GIVEN RECORDS

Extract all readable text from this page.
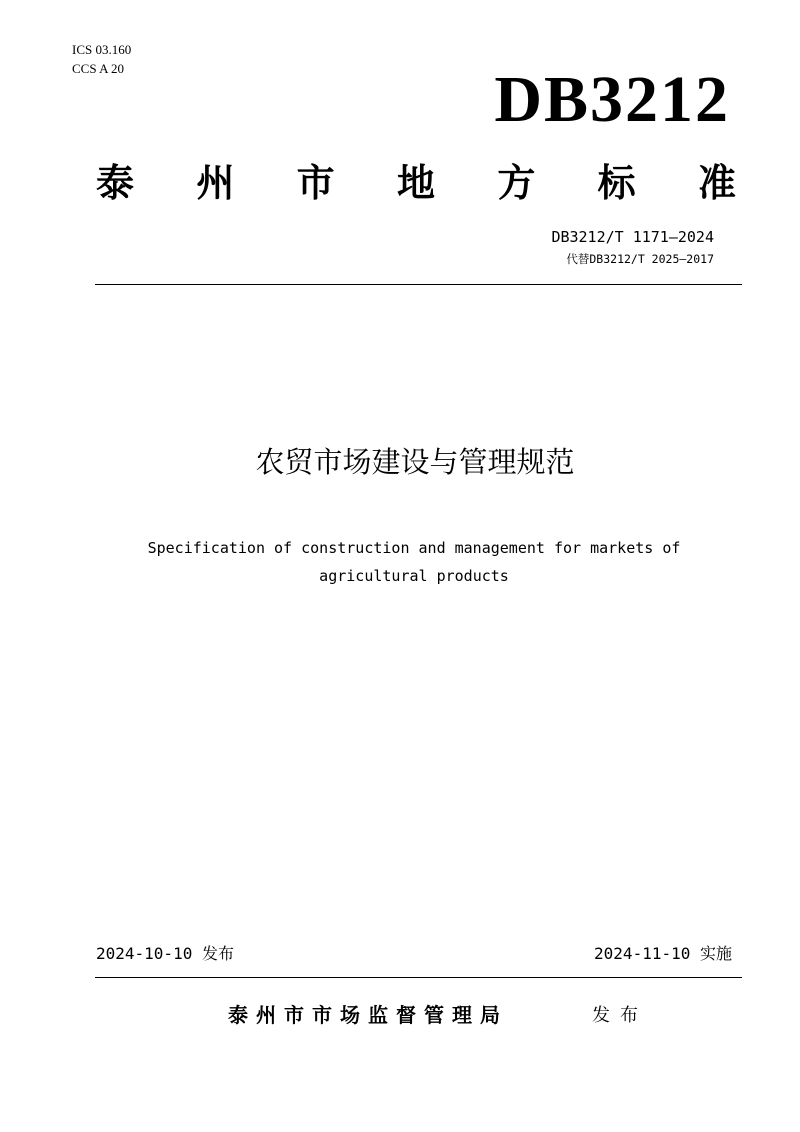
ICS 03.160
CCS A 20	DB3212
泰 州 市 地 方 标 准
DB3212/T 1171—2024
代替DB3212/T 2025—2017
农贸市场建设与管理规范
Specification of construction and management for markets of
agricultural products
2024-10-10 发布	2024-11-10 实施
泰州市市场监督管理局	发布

==

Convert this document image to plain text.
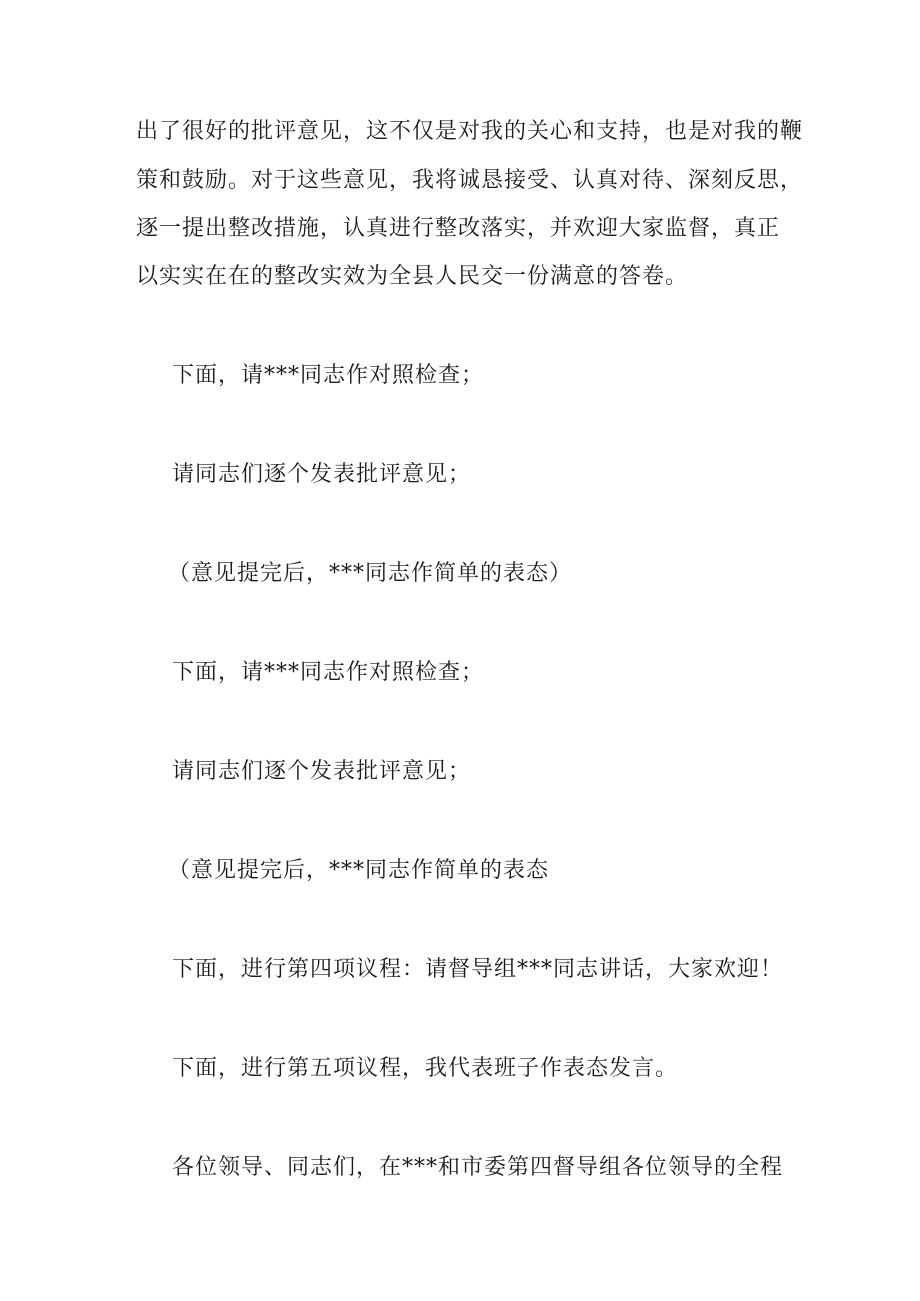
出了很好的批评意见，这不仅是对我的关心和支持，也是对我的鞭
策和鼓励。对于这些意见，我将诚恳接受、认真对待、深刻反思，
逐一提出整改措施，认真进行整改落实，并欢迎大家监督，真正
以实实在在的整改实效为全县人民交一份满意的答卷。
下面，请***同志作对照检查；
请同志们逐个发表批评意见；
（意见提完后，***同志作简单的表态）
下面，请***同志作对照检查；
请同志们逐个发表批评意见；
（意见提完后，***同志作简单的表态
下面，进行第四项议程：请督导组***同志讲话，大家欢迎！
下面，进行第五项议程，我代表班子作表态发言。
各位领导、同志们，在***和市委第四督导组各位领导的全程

EXERCISE REQUIREMENTS
Look above for every line with the word "text" and copy it.

EXERCISE SOLUTION
Extract all readable text from this page.
Convert this document image to plain text.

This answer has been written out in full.